_Task to complete:_ Every entry below should be repeated exactly; the pictures should not.

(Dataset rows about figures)
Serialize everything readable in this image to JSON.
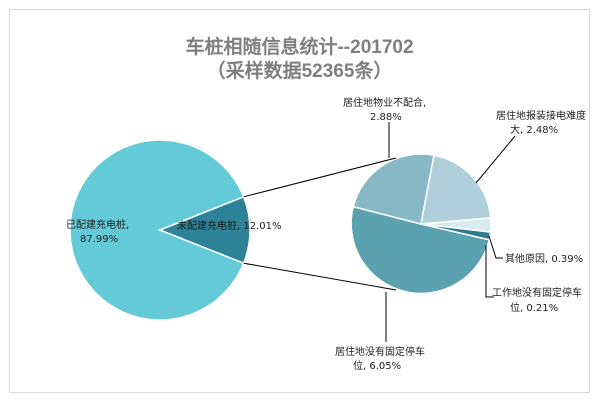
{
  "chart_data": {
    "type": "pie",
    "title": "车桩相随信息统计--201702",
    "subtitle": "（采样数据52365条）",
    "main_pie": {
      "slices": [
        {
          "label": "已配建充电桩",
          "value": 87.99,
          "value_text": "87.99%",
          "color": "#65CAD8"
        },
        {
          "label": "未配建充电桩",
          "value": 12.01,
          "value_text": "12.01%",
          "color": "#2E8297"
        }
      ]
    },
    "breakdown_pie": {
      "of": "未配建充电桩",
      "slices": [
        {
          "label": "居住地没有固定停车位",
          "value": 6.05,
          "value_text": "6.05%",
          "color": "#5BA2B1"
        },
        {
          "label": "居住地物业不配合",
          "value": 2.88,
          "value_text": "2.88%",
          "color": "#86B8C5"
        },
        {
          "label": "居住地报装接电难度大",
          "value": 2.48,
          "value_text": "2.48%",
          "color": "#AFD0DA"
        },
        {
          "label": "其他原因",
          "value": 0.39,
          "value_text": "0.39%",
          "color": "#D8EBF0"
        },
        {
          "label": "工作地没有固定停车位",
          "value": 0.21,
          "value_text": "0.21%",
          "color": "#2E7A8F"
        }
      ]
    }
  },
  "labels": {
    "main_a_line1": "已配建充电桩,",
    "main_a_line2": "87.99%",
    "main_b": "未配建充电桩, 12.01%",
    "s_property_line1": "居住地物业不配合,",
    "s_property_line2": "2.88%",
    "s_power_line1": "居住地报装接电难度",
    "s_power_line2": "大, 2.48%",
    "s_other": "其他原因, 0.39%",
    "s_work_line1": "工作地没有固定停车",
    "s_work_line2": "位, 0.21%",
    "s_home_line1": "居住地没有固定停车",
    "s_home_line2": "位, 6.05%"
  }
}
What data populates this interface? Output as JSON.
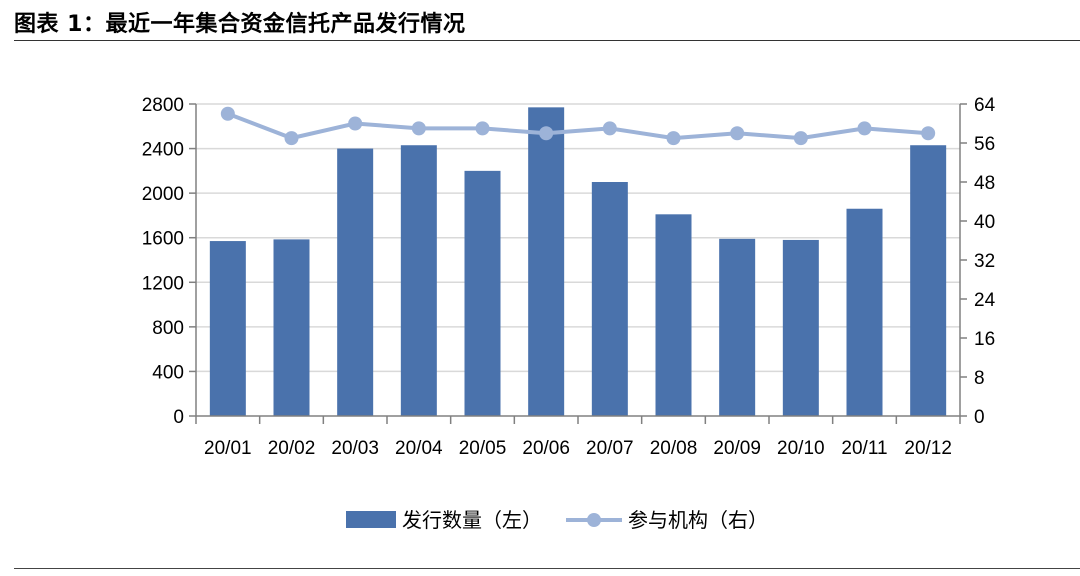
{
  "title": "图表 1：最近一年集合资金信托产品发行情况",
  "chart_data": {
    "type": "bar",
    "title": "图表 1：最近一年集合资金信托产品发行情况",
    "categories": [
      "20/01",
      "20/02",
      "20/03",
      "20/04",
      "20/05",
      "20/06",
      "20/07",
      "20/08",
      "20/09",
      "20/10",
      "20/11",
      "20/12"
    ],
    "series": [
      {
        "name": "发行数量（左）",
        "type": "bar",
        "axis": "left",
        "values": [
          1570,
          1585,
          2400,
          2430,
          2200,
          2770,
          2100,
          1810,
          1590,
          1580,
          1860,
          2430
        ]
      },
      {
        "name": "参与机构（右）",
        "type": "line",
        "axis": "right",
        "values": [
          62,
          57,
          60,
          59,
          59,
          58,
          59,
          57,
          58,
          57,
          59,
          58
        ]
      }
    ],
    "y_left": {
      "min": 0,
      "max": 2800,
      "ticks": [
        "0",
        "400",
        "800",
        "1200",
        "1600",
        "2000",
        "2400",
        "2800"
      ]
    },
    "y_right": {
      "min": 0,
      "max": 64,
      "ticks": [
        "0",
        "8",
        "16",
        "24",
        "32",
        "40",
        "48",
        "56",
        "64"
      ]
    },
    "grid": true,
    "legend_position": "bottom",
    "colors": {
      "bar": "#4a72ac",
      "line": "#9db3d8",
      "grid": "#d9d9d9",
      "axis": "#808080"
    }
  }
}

_Solution to this task:_
Serialize everything readable in this image to JSON.
{
  "chart_data": {
    "type": "pie",
    "title": "车桩相随信息统计--201702",
    "subtitle": "（采样数据52365条）",
    "main_pie": {
      "slices": [
        {
          "label": "已配建充电桩",
          "value": 87.99,
          "value_text": "87.99%",
          "color": "#65CAD8"
        },
        {
          "label": "未配建充电桩",
          "value": 12.01,
          "value_text": "12.01%",
          "color": "#2E8297"
        }
      ]
    },
    "breakdown_pie": {
      "of": "未配建充电桩",
      "slices": [
        {
          "label": "居住地没有固定停车位",
          "value": 6.05,
          "value_text": "6.05%",
          "color": "#5BA2B1"
        },
        {
          "label": "居住地物业不配合",
          "value": 2.88,
          "value_text": "2.88%",
          "color": "#86B8C5"
        },
        {
          "label": "居住地报装接电难度大",
          "value": 2.48,
          "value_text": "2.48%",
          "color": "#AFD0DA"
        },
        {
          "label": "其他原因",
          "value": 0.39,
          "value_text": "0.39%",
          "color": "#D8EBF0"
        },
        {
          "label": "工作地没有固定停车位",
          "value": 0.21,
          "value_text": "0.21%",
          "color": "#2E7A8F"
        }
      ]
    }
  },
  "labels": {
    "main_a_line1": "已配建充电桩,",
    "main_a_line2": "87.99%",
    "main_b": "未配建充电桩, 12.01%",
    "s_property_line1": "居住地物业不配合,",
    "s_property_line2": "2.88%",
    "s_power_line1": "居住地报装接电难度",
    "s_power_line2": "大, 2.48%",
    "s_other": "其他原因, 0.39%",
    "s_work_line1": "工作地没有固定停车",
    "s_work_line2": "位, 0.21%",
    "s_home_line1": "居住地没有固定停车",
    "s_home_line2": "位, 6.05%"
  }
}
What data populates this interface? Output as JSON.
{
  "title": "图表 1：最近一年集合资金信托产品发行情况",
  "chart_data": {
    "type": "bar",
    "title": "图表 1：最近一年集合资金信托产品发行情况",
    "categories": [
      "20/01",
      "20/02",
      "20/03",
      "20/04",
      "20/05",
      "20/06",
      "20/07",
      "20/08",
      "20/09",
      "20/10",
      "20/11",
      "20/12"
    ],
    "series": [
      {
        "name": "发行数量（左）",
        "type": "bar",
        "axis": "left",
        "values": [
          1570,
          1585,
          2400,
          2430,
          2200,
          2770,
          2100,
          1810,
          1590,
          1580,
          1860,
          2430
        ]
      },
      {
        "name": "参与机构（右）",
        "type": "line",
        "axis": "right",
        "values": [
          62,
          57,
          60,
          59,
          59,
          58,
          59,
          57,
          58,
          57,
          59,
          58
        ]
      }
    ],
    "y_left": {
      "min": 0,
      "max": 2800,
      "ticks": [
        "0",
        "400",
        "800",
        "1200",
        "1600",
        "2000",
        "2400",
        "2800"
      ]
    },
    "y_right": {
      "min": 0,
      "max": 64,
      "ticks": [
        "0",
        "8",
        "16",
        "24",
        "32",
        "40",
        "48",
        "56",
        "64"
      ]
    },
    "grid": true,
    "legend_position": "bottom",
    "colors": {
      "bar": "#4a72ac",
      "line": "#9db3d8",
      "grid": "#d9d9d9",
      "axis": "#808080"
    }
  }
}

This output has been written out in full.